**Aim:** Extract the text of every entry below exactly; leave images out.

**Provided records:**
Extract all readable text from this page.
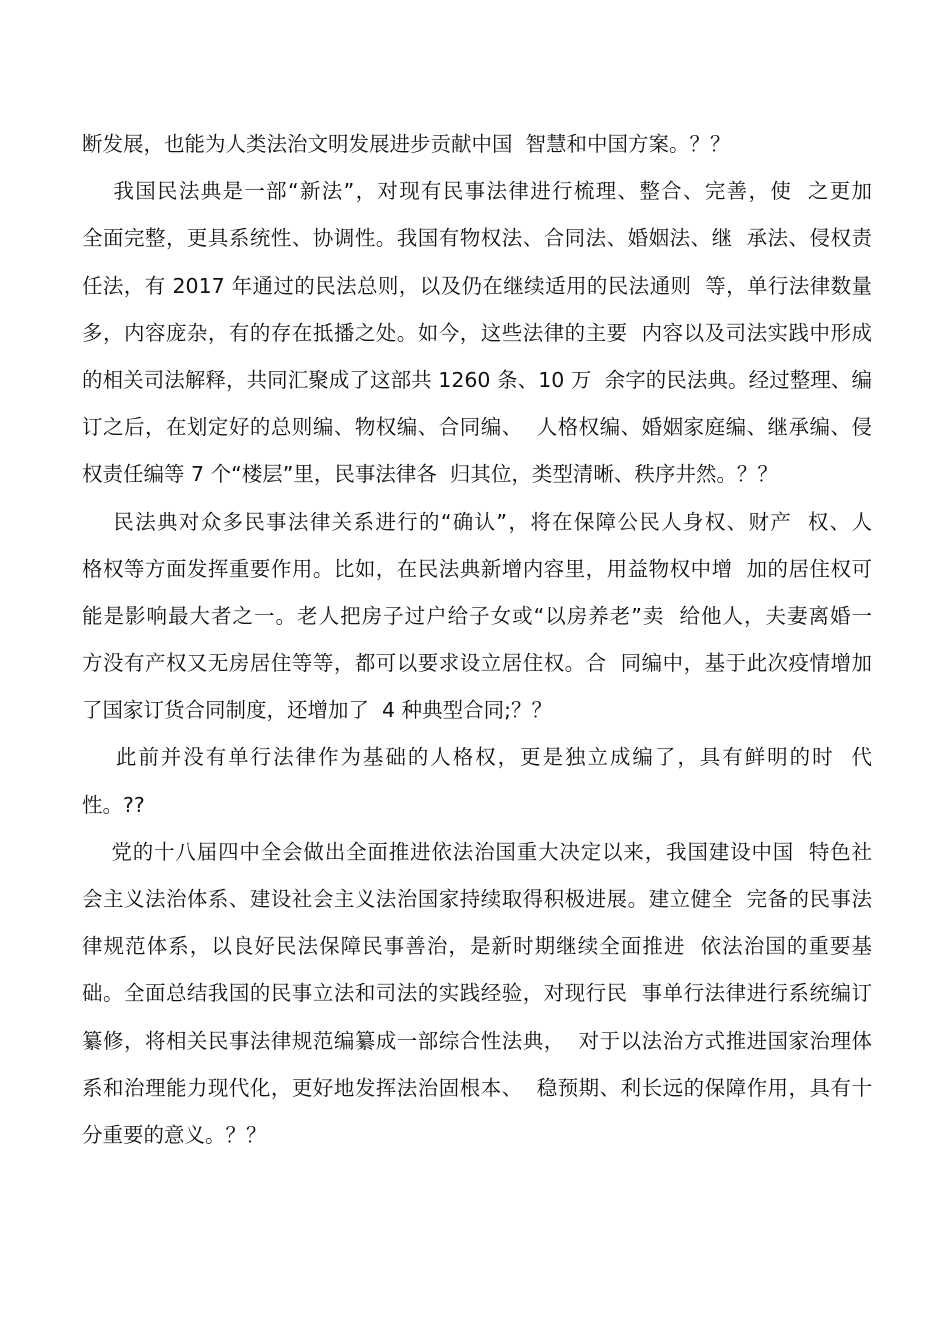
断发展，也能为人类法治文明发展进步贡献中国  智慧和中国方案。？？
我国民法典是一部“新法”，对现有民事法律进行梳理、整合、完善，使  之更加
全面完整，更具系统性、协调性。我国有物权法、合同法、婚姻法、继  承法、侵权责
任法，有 2017 年通过的民法总则，以及仍在继续适用的民法通则  等，单行法律数量
多，内容庞杂，有的存在抵播之处。如今，这些法律的主要  内容以及司法实践中形成
的相关司法解释，共同汇聚成了这部共 1260 条、10 万  余字的民法典。经过整理、编
订之后，在划定好的总则编、物权编、合同编、  人格权编、婚姻家庭编、继承编、侵
权责任编等 7 个“楼层”里，民事法律各  归其位，类型清晰、秩序井然。？？
民法典对众多民事法律关系进行的“确认”，将在保障公民人身权、财产  权、人
格权等方面发挥重要作用。比如，在民法典新增内容里，用益物权中增  加的居住权可
能是影响最大者之一。老人把房子过户给子女或“以房养老”卖  给他人，夫妻离婚一
方没有产权又无房居住等等，都可以要求设立居住权。合  同编中，基于此次疫情增加
了国家订货合同制度，还增加了  4 种典型合同;？？
此前并没有单行法律作为基础的人格权，更是独立成编了，具有鲜明的时  代
性。??
党的十八届四中全会做出全面推进依法治国重大决定以来，我国建设中国  特色社
会主义法治体系、建设社会主义法治国家持续取得积极进展。建立健全  完备的民事法
律规范体系，以良好民法保障民事善治，是新时期继续全面推进  依法治国的重要基
础。全面总结我国的民事立法和司法的实践经验，对现行民  事单行法律进行系统编订
纂修，将相关民事法律规范编纂成一部综合性法典，  对于以法治方式推进国家治理体
系和治理能力现代化，更好地发挥法治固根本、  稳预期、利长远的保障作用，具有十
分重要的意义。？？
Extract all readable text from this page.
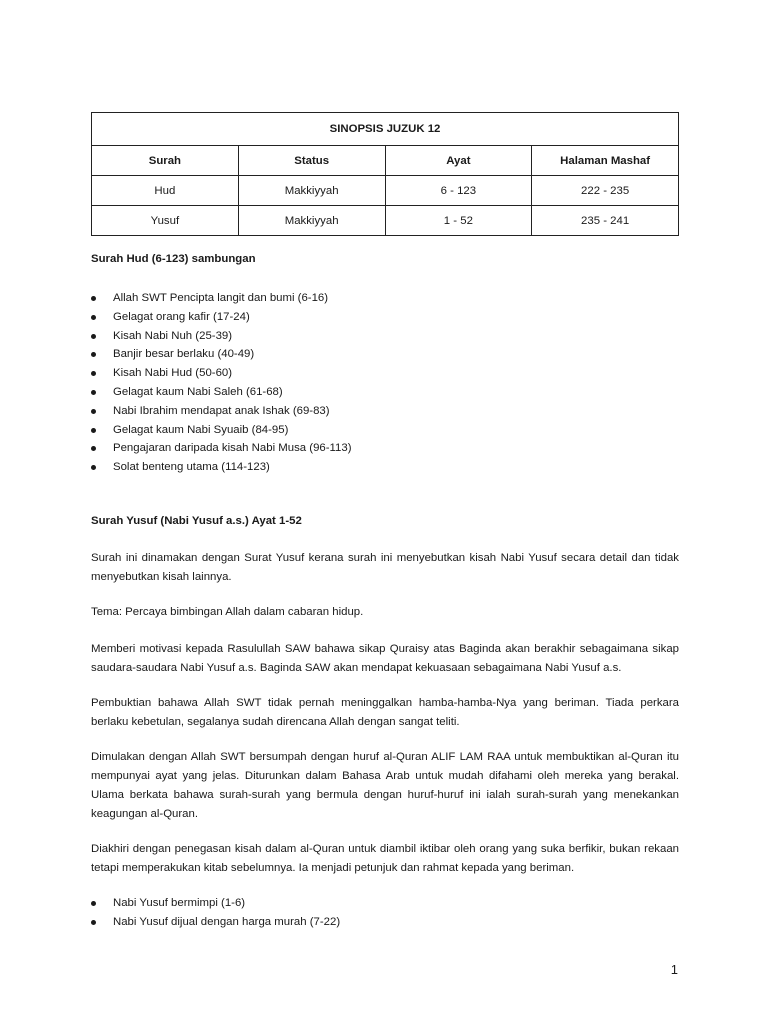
SINOPSIS JUZUK 12			
Surah	Status	Ayat	Halaman Mashaf
Hud	Makkiyyah	6 - 123	222 - 235
Yusuf	Makkiyyah	1 - 52	235 - 241
Surah Hud (6-123) sambungan
Allah SWT Pencipta langit dan bumi (6-16)
Gelagat orang kafir (17-24)
Kisah Nabi Nuh (25-39)
Banjir besar berlaku (40-49)
Kisah Nabi Hud (50-60)
Gelagat kaum Nabi Saleh (61-68)
Nabi Ibrahim mendapat anak Ishak (69-83)
Gelagat kaum Nabi Syuaib (84-95)
Pengajaran daripada kisah Nabi Musa (96-113)
Solat benteng utama (114-123)
Surah Yusuf (Nabi Yusuf a.s.) Ayat 1-52

Surah ini dinamakan dengan Surat Yusuf kerana surah ini menyebutkan kisah Nabi Yusuf secara detail dan tidak menyebutkan kisah lainnya.

Tema: Percaya bimbingan Allah dalam cabaran hidup.

Memberi motivasi kepada Rasulullah SAW bahawa sikap Quraisy atas Baginda akan berakhir sebagaimana sikap saudara-saudara Nabi Yusuf a.s. Baginda SAW akan mendapat kekuasaan sebagaimana Nabi Yusuf a.s.

Pembuktian bahawa Allah SWT tidak pernah meninggalkan hamba-hamba-Nya yang beriman. Tiada perkara berlaku kebetulan, segalanya sudah direncana Allah dengan sangat teliti.

Dimulakan dengan Allah SWT bersumpah dengan huruf al-Quran ALIF LAM RAA untuk membuktikan al-Quran itu mempunyai ayat yang jelas. Diturunkan dalam Bahasa Arab untuk mudah difahami oleh mereka yang berakal. Ulama berkata bahawa surah-surah yang bermula dengan huruf-huruf ini ialah surah-surah yang menekankan keagungan al-Quran.

Diakhiri dengan penegasan kisah dalam al-Quran untuk diambil iktibar oleh orang yang suka berfikir, bukan rekaan tetapi memperakukan kitab sebelumnya. Ia menjadi petunjuk dan rahmat kepada yang beriman.

Nabi Yusuf bermimpi (1-6)
Nabi Yusuf dijual dengan harga murah (7-22)
1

**Answer for this exercise:**
Extract all readable text from this page.
断发展，也能为人类法治文明发展进步贡献中国  智慧和中国方案。？？
我国民法典是一部“新法”，对现有民事法律进行梳理、整合、完善，使  之更加
全面完整，更具系统性、协调性。我国有物权法、合同法、婚姻法、继  承法、侵权责
任法，有 2017 年通过的民法总则，以及仍在继续适用的民法通则  等，单行法律数量
多，内容庞杂，有的存在抵播之处。如今，这些法律的主要  内容以及司法实践中形成
的相关司法解释，共同汇聚成了这部共 1260 条、10 万  余字的民法典。经过整理、编
订之后，在划定好的总则编、物权编、合同编、  人格权编、婚姻家庭编、继承编、侵
权责任编等 7 个“楼层”里，民事法律各  归其位，类型清晰、秩序井然。？？
民法典对众多民事法律关系进行的“确认”，将在保障公民人身权、财产  权、人
格权等方面发挥重要作用。比如，在民法典新增内容里，用益物权中增  加的居住权可
能是影响最大者之一。老人把房子过户给子女或“以房养老”卖  给他人，夫妻离婚一
方没有产权又无房居住等等，都可以要求设立居住权。合  同编中，基于此次疫情增加
了国家订货合同制度，还增加了  4 种典型合同;？？
此前并没有单行法律作为基础的人格权，更是独立成编了，具有鲜明的时  代
性。??
党的十八届四中全会做出全面推进依法治国重大决定以来，我国建设中国  特色社
会主义法治体系、建设社会主义法治国家持续取得积极进展。建立健全  完备的民事法
律规范体系，以良好民法保障民事善治，是新时期继续全面推进  依法治国的重要基
础。全面总结我国的民事立法和司法的实践经验，对现行民  事单行法律进行系统编订
纂修，将相关民事法律规范编纂成一部综合性法典，  对于以法治方式推进国家治理体
系和治理能力现代化，更好地发挥法治固根本、  稳预期、利长远的保障作用，具有十
分重要的意义。？？
Extract all readable text from this page.
SINOPSIS JUZUK 12			
Surah	Status	Ayat	Halaman Mashaf
Hud	Makkiyyah	6 - 123	222 - 235
Yusuf	Makkiyyah	1 - 52	235 - 241
Surah Hud (6-123) sambungan
Allah SWT Pencipta langit dan bumi (6-16)
Gelagat orang kafir (17-24)
Kisah Nabi Nuh (25-39)
Banjir besar berlaku (40-49)
Kisah Nabi Hud (50-60)
Gelagat kaum Nabi Saleh (61-68)
Nabi Ibrahim mendapat anak Ishak (69-83)
Gelagat kaum Nabi Syuaib (84-95)
Pengajaran daripada kisah Nabi Musa (96-113)
Solat benteng utama (114-123)
Surah Yusuf (Nabi Yusuf a.s.) Ayat 1-52

Surah ini dinamakan dengan Surat Yusuf kerana surah ini menyebutkan kisah Nabi Yusuf secara detail dan tidak menyebutkan kisah lainnya.

Tema: Percaya bimbingan Allah dalam cabaran hidup.

Memberi motivasi kepada Rasulullah SAW bahawa sikap Quraisy atas Baginda akan berakhir sebagaimana sikap saudara-saudara Nabi Yusuf a.s. Baginda SAW akan mendapat kekuasaan sebagaimana Nabi Yusuf a.s.

Pembuktian bahawa Allah SWT tidak pernah meninggalkan hamba-hamba-Nya yang beriman. Tiada perkara berlaku kebetulan, segalanya sudah direncana Allah dengan sangat teliti.

Dimulakan dengan Allah SWT bersumpah dengan huruf al-Quran ALIF LAM RAA untuk membuktikan al-Quran itu mempunyai ayat yang jelas. Diturunkan dalam Bahasa Arab untuk mudah difahami oleh mereka yang berakal. Ulama berkata bahawa surah-surah yang bermula dengan huruf-huruf ini ialah surah-surah yang menekankan keagungan al-Quran.

Diakhiri dengan penegasan kisah dalam al-Quran untuk diambil iktibar oleh orang yang suka berfikir, bukan rekaan tetapi memperakukan kitab sebelumnya. Ia menjadi petunjuk dan rahmat kepada yang beriman.

Nabi Yusuf bermimpi (1-6)
Nabi Yusuf dijual dengan harga murah (7-22)
1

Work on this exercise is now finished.